• RECORDS:
━━━━━━━━━━━━━━━━━━━━
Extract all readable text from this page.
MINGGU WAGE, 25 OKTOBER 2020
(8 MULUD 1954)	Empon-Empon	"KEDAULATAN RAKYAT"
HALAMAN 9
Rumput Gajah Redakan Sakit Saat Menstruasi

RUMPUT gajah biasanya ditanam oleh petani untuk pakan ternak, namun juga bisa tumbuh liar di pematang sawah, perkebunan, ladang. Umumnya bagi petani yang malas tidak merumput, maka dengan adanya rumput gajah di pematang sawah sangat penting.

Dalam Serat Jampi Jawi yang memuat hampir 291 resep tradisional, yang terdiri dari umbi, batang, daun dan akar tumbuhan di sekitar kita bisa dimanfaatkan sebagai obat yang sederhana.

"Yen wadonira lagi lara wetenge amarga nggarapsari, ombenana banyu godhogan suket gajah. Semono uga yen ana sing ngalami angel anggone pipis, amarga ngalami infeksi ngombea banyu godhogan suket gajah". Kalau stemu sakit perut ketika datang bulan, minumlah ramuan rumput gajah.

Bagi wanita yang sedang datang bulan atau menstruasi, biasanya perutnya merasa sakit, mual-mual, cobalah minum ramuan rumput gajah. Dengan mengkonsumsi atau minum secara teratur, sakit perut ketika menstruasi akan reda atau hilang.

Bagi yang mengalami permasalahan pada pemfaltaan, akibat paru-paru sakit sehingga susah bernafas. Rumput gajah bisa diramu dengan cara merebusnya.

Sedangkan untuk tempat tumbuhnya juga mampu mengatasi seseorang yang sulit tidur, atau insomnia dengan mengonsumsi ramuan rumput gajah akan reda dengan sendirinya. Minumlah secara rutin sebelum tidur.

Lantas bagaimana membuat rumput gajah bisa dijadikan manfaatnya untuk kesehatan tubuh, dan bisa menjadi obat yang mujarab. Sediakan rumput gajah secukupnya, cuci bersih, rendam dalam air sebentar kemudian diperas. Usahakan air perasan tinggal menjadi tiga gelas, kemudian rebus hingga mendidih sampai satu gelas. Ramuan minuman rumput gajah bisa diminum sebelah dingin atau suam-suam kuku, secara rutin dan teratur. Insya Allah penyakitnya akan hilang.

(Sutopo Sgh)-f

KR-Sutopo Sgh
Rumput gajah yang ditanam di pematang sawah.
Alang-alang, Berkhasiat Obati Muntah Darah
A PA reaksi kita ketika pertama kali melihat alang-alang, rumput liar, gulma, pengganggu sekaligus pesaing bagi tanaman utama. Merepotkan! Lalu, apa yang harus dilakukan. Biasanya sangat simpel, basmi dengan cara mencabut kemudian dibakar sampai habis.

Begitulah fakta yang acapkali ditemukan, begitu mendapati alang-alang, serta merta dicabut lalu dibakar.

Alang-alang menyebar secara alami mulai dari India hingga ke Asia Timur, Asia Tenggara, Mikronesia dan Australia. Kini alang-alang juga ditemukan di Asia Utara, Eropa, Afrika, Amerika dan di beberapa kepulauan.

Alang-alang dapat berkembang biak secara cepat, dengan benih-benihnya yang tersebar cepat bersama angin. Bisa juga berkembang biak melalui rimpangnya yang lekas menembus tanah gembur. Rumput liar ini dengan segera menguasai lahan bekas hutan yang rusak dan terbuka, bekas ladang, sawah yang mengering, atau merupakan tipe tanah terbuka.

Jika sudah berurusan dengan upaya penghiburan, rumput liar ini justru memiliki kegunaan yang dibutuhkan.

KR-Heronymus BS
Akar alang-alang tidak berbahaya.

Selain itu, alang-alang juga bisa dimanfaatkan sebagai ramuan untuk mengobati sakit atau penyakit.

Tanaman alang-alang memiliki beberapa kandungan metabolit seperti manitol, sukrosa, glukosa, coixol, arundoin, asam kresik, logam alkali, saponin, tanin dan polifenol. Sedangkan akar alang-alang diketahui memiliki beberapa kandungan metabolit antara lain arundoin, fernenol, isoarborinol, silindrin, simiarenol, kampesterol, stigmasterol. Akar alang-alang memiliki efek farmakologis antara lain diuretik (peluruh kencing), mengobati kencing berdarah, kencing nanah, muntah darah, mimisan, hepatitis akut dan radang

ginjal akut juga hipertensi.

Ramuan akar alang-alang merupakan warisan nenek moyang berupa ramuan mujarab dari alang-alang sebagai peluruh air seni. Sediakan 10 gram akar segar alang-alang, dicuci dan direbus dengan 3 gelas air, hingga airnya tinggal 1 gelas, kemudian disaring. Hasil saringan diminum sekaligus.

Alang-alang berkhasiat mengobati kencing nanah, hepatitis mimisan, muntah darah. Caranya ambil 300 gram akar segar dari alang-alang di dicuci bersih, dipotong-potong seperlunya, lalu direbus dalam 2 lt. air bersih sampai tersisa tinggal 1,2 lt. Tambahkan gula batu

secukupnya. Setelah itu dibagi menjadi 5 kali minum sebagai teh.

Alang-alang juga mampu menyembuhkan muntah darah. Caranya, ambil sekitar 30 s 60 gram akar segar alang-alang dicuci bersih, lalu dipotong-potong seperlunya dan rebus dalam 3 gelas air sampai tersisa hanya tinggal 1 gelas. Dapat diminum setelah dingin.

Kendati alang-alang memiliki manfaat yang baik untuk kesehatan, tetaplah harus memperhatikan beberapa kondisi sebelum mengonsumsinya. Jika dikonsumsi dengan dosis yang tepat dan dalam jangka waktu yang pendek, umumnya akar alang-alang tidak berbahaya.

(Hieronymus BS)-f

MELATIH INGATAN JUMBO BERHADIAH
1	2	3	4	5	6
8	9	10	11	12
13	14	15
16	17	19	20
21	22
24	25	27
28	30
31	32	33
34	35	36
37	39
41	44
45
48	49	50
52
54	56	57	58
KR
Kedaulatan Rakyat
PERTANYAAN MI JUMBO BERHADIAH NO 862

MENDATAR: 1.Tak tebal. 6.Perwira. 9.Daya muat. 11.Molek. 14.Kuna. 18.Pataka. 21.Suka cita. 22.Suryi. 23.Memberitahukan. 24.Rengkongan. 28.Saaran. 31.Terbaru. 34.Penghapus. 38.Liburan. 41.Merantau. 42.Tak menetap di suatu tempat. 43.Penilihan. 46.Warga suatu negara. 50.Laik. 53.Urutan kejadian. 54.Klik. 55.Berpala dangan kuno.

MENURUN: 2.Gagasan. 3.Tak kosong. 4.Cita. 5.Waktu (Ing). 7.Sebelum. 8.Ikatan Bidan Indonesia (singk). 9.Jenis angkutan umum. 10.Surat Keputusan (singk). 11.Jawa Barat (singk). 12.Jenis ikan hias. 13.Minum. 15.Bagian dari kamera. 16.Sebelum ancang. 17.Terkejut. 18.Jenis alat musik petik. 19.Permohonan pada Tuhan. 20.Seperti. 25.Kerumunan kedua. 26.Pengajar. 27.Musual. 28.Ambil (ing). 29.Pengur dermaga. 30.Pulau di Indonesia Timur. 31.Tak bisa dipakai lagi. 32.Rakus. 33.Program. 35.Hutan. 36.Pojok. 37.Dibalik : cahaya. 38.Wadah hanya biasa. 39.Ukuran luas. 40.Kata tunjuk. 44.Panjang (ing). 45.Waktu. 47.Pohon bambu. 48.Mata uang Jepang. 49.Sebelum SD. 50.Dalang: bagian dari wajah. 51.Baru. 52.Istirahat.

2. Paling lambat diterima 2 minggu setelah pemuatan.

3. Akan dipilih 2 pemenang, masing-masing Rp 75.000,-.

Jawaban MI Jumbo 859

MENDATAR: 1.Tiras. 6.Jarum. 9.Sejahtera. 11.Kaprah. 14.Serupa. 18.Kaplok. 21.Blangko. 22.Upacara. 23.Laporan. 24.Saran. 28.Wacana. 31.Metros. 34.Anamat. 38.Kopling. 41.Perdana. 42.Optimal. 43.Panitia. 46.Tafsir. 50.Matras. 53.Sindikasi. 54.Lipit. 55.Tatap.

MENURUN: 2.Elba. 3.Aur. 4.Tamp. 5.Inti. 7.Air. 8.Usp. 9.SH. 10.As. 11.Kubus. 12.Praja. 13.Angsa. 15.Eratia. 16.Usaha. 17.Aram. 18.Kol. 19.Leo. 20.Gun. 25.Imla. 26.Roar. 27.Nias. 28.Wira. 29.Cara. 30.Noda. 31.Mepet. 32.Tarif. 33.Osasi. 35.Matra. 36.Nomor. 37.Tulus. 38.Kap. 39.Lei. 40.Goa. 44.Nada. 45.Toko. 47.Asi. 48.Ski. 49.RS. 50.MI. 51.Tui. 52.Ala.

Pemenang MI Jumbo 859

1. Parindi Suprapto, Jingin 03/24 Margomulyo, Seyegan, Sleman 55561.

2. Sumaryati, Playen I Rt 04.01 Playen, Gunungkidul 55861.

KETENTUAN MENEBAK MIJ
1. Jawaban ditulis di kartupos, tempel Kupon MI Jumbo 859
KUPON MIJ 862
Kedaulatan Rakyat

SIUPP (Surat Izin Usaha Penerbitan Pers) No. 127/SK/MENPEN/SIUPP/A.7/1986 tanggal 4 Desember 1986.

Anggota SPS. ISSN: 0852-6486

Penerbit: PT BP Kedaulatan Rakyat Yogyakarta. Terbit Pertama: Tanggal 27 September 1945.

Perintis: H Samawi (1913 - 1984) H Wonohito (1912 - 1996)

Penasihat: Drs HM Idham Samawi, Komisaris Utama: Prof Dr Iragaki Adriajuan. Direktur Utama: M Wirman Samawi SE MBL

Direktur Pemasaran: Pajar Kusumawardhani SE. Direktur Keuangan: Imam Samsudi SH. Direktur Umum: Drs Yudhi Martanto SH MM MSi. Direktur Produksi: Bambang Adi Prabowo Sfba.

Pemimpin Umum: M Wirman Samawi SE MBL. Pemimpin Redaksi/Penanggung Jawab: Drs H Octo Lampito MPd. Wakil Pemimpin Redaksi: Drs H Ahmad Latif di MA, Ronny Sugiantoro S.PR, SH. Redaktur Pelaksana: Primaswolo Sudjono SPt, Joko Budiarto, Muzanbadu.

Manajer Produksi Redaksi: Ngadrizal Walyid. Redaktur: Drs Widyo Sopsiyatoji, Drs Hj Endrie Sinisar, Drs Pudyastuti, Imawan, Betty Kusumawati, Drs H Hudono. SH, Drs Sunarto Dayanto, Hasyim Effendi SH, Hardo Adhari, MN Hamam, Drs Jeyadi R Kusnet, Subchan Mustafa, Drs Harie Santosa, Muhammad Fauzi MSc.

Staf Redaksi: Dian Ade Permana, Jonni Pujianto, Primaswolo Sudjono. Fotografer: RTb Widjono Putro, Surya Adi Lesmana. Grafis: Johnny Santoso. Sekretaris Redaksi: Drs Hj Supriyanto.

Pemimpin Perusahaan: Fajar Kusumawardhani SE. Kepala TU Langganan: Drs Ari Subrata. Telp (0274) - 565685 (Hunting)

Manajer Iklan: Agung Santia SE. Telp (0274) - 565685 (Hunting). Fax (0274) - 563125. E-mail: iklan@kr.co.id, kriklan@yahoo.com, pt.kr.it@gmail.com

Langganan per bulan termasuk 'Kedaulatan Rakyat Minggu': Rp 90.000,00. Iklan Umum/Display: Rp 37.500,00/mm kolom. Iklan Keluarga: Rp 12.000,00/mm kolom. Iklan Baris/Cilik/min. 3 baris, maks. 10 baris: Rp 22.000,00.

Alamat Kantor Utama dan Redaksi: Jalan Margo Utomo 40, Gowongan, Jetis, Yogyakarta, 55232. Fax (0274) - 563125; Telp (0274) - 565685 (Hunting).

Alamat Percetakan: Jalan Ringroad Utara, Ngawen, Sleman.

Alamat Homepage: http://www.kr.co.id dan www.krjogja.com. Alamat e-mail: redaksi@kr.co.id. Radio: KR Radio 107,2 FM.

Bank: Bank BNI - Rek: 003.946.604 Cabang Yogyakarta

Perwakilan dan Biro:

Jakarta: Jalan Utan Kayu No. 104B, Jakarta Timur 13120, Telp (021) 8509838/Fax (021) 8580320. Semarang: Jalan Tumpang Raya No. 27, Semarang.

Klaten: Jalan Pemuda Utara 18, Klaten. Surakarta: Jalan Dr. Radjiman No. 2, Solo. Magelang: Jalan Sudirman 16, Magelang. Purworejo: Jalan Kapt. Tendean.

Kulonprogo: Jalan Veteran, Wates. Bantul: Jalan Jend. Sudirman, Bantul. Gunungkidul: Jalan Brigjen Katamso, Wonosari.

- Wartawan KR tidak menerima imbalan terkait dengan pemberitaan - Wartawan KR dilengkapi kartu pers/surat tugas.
━━━━━━━━━━━━━━━━━━━━
• PROBLEM DETAILS:
Copy each line of the records that contains the word "Telp".

• EXERCISE OUTPUT:
Pemimpin Perusahaan: Fajar Kusumawardhani SE. Kepala TU Langganan: Drs Ari Subrata. Telp (0274) - 565685 (Hunting)
Manajer Iklan: Agung Santia SE. Telp (0274) - 565685 (Hunting). Fax (0274) - 563125. E-mail: iklan@kr.co.id, kriklan@yahoo.com, pt.kr.it@gmail.com
Alamat Kantor Utama dan Redaksi: Jalan Margo Utomo 40, Gowongan, Jetis, Yogyakarta, 55232. Fax (0274) - 563125; Telp (0274) - 565685 (Hunting).
Jakarta: Jalan Utan Kayu No. 104B, Jakarta Timur 13120, Telp (021) 8509838/Fax (021) 8580320. Semarang: Jalan Tumpang Raya No. 27, Semarang.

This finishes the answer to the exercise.